▶ EXERCISE DETAILS
Tally the lines that hold the string "Gestion", and reply with the count alone.

▶ RECORD EXCERPTS

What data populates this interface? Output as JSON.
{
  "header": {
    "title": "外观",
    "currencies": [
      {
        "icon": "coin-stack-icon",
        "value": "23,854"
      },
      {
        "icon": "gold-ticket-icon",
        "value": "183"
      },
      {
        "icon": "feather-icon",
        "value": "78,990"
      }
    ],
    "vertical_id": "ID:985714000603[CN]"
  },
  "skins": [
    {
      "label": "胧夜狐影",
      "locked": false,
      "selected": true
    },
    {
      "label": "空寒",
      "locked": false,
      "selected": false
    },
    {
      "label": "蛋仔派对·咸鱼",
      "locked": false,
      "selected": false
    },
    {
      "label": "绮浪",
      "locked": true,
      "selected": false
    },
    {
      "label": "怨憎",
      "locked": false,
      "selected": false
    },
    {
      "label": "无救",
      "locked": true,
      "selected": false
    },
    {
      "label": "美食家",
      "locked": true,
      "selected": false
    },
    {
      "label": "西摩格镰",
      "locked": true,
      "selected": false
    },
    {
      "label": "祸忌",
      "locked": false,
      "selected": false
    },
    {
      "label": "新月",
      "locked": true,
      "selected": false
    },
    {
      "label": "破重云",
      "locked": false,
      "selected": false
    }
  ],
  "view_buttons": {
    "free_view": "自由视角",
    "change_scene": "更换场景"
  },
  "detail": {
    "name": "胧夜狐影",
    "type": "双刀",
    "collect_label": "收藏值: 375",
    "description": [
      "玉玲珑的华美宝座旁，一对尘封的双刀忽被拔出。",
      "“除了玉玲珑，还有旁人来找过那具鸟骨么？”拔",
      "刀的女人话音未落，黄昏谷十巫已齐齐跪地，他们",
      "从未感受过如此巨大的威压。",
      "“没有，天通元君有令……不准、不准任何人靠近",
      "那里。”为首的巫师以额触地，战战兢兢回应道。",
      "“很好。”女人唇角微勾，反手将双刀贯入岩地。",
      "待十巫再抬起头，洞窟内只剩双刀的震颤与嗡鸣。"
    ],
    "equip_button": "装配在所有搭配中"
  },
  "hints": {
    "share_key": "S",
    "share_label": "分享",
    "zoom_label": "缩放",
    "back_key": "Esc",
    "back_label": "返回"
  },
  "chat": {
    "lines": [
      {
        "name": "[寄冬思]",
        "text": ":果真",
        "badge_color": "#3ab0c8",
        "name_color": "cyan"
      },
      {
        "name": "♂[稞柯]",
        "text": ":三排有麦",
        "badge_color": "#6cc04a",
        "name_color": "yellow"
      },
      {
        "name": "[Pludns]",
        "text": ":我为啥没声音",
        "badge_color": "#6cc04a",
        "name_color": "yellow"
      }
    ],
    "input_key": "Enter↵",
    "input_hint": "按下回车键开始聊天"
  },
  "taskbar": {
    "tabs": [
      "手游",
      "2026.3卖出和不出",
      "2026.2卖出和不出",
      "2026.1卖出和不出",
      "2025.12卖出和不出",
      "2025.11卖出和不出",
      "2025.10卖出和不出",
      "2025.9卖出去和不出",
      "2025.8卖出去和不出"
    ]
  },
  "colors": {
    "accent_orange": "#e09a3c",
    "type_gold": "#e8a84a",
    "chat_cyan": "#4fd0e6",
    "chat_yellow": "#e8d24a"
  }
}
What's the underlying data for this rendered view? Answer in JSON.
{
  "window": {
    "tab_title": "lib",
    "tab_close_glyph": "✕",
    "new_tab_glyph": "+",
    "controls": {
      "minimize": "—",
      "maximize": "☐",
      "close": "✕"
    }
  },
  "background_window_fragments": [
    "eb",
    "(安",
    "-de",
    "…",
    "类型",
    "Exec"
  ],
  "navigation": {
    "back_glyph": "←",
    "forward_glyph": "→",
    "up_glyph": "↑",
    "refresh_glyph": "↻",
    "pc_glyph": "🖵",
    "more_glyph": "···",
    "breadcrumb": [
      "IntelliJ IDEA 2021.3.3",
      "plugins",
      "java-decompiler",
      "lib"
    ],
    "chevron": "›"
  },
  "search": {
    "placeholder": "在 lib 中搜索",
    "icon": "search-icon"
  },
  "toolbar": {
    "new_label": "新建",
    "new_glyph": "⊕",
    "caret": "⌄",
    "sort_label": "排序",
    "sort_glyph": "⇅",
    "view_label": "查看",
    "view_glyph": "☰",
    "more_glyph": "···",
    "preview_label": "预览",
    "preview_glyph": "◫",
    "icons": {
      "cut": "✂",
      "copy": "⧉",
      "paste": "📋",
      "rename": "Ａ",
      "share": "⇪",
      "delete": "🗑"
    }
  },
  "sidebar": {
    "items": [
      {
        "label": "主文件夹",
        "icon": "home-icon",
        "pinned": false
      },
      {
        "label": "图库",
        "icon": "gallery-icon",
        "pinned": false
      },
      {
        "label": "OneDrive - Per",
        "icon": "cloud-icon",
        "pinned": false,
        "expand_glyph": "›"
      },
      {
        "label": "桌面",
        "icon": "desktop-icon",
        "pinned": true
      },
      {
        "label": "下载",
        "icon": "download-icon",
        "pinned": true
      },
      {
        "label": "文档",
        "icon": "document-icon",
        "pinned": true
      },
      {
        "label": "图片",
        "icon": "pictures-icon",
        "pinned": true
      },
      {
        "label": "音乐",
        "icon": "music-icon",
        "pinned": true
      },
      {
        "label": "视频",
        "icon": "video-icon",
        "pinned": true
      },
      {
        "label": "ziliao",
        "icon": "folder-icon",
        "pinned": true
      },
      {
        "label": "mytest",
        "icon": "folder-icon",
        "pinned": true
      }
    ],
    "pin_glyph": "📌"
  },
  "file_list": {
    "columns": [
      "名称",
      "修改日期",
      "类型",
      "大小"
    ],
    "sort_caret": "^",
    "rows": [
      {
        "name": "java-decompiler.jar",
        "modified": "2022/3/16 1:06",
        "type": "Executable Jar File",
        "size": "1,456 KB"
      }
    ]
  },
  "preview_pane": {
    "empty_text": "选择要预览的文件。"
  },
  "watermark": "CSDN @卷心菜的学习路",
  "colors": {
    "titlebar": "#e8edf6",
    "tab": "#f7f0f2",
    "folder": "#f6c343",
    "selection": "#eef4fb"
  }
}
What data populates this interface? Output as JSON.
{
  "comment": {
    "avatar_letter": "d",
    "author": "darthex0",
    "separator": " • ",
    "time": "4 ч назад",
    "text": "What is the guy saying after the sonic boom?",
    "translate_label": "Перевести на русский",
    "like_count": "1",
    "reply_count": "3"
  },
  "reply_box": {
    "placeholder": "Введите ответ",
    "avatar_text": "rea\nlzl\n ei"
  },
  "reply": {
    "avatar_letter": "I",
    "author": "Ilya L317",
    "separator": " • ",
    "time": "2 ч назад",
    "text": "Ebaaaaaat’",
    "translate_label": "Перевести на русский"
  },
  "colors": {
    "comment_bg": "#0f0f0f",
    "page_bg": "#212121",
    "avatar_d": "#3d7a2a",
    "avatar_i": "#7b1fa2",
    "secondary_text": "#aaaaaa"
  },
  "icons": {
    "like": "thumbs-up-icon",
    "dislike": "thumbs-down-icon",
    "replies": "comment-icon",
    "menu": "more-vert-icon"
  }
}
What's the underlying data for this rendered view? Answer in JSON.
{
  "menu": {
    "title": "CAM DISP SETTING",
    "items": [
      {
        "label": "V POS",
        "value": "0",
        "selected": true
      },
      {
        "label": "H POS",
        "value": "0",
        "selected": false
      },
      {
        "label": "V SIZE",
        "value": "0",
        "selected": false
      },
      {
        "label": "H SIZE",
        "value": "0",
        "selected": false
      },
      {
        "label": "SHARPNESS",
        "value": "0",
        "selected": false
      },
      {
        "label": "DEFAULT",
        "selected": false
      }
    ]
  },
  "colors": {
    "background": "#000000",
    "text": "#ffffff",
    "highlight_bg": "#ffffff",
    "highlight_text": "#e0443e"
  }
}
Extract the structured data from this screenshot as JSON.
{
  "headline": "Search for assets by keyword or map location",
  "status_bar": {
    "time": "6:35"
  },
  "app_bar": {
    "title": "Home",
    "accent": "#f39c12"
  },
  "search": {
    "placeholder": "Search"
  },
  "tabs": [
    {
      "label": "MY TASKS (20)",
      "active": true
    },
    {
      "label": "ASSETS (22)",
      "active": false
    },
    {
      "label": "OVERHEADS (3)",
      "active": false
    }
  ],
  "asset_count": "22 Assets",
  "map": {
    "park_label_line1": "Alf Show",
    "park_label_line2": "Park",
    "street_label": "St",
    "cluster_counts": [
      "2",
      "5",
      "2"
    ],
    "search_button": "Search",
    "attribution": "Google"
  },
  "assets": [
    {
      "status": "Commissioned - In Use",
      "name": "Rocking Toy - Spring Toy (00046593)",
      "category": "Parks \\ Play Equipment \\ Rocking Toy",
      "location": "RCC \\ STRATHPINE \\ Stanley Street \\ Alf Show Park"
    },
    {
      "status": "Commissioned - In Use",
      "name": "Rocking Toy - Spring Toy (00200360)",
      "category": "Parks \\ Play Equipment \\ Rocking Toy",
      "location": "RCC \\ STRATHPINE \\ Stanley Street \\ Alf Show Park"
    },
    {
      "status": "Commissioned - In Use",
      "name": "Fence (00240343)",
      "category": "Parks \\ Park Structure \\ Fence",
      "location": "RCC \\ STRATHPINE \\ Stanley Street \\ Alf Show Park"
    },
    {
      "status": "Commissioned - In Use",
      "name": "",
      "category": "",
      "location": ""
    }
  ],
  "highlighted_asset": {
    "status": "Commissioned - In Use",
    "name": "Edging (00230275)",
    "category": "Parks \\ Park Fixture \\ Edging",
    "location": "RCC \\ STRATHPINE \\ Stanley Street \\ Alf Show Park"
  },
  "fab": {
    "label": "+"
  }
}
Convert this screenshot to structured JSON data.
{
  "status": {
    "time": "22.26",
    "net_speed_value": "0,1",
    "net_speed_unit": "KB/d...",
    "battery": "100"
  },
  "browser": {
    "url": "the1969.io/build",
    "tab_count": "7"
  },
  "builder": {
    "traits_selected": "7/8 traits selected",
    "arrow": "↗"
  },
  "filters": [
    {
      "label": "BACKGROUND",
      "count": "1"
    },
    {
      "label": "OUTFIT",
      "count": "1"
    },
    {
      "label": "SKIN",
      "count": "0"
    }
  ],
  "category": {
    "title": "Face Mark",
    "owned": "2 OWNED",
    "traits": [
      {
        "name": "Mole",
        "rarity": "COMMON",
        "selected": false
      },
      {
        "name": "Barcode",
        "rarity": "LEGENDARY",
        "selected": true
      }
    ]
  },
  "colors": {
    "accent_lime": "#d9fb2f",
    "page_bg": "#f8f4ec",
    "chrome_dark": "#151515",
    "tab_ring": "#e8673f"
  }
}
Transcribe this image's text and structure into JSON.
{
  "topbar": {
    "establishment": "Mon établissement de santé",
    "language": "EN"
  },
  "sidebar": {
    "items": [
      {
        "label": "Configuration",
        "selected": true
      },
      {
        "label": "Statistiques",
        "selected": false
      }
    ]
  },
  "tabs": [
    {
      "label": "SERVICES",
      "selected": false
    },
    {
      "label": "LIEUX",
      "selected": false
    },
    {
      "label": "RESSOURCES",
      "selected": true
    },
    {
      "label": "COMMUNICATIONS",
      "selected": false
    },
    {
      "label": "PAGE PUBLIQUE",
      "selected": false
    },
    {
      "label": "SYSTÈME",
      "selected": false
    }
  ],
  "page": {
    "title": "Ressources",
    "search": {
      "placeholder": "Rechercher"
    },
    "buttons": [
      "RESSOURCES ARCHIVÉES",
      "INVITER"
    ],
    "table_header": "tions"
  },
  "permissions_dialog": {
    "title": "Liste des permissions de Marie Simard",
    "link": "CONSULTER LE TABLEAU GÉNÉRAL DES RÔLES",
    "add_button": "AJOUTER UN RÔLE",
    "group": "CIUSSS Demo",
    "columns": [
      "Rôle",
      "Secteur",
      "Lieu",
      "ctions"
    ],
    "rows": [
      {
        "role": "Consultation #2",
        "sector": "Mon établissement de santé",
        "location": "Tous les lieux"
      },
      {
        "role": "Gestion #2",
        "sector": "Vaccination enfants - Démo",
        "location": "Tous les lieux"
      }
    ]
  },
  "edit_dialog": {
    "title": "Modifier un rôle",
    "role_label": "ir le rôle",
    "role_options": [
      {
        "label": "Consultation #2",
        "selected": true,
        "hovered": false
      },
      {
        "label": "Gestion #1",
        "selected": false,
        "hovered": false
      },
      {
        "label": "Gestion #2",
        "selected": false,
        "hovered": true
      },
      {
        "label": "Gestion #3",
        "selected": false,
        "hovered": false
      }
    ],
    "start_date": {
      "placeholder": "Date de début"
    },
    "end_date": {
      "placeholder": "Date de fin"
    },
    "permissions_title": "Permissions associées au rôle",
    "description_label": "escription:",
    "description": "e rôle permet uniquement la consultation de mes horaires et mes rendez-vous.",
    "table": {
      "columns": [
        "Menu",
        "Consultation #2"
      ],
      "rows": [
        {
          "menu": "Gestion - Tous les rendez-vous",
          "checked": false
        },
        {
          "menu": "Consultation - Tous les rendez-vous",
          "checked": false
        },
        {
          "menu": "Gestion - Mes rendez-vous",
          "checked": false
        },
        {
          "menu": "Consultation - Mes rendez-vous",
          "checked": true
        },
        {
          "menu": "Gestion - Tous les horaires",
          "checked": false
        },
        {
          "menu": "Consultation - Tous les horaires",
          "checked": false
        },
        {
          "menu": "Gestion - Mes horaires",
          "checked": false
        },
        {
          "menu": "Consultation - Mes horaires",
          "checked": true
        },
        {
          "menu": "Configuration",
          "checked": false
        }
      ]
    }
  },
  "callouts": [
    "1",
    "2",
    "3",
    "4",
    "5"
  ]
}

▶ THE COMPLETED TASK
8